Identify all lines below that hold "Exemptions" and collect them.
[BEGIN]
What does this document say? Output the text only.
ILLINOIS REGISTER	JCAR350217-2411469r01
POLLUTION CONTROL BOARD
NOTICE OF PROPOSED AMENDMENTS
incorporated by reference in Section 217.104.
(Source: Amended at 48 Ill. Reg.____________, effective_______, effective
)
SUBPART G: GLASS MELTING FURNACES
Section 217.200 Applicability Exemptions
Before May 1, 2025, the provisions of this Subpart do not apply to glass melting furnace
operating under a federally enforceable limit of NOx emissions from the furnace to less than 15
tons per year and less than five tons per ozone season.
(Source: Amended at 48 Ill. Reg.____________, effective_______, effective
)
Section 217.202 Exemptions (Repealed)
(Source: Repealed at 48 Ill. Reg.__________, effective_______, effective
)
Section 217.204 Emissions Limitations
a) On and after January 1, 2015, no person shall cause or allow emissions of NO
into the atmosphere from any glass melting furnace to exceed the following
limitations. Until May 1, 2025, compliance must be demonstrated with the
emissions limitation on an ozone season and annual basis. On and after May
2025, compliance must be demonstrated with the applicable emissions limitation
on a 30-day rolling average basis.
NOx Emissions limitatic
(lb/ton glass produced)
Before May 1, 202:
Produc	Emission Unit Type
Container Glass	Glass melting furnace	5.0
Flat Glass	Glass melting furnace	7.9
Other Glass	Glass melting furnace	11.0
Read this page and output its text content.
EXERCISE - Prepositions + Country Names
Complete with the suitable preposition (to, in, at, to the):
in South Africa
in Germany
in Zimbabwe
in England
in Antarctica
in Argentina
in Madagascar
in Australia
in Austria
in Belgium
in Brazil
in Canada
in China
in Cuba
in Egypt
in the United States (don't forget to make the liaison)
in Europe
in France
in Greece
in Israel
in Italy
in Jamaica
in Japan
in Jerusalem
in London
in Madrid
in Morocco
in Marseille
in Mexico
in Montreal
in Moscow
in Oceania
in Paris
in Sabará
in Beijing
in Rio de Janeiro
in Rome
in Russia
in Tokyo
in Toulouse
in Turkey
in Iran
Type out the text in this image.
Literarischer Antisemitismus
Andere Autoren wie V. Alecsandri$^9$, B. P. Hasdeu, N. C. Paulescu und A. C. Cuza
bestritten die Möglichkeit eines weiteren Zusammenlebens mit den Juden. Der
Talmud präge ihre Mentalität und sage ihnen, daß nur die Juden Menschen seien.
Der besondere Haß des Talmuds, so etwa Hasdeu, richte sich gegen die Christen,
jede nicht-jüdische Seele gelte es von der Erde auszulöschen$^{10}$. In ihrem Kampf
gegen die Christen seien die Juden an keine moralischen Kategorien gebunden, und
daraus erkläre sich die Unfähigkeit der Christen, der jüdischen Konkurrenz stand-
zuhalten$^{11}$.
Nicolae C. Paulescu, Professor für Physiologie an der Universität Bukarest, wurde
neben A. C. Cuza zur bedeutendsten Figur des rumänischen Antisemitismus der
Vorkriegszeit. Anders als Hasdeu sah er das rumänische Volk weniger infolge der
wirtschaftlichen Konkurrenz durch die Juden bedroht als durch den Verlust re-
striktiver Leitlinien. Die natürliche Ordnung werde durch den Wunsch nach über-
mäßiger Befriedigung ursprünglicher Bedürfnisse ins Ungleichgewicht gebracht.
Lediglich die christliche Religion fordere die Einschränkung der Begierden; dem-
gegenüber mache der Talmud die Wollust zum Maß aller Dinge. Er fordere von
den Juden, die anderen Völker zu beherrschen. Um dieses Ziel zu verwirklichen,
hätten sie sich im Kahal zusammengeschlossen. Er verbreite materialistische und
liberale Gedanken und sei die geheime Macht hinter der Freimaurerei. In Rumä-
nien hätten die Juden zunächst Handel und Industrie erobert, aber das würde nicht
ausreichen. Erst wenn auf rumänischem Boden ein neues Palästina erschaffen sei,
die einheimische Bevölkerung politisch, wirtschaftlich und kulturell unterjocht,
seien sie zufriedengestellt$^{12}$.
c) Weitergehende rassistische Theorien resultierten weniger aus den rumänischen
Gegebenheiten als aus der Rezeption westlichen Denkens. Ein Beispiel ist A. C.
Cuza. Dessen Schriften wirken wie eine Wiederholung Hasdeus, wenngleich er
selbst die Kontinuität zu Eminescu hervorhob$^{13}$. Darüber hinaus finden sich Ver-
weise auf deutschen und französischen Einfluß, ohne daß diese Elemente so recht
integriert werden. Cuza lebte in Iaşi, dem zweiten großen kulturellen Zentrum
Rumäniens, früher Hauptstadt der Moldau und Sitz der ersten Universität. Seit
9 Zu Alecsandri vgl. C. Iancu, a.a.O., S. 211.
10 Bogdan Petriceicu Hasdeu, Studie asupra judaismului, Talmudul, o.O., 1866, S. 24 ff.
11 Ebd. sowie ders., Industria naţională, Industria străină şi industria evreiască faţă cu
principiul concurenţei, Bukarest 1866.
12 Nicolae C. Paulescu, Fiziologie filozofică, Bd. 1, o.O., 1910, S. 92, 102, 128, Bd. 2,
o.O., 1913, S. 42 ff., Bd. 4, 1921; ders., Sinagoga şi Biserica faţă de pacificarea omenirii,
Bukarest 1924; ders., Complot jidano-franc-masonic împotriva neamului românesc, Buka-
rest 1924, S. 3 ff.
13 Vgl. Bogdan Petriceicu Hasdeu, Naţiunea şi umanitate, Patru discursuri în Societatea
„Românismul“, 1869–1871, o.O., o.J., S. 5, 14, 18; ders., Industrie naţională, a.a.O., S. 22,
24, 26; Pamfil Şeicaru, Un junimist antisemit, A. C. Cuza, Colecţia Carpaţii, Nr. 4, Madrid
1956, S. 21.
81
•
[END]
In response –
Section 217.200 Applicability Exemptions
Section 217.202 Exemptions (Repealed)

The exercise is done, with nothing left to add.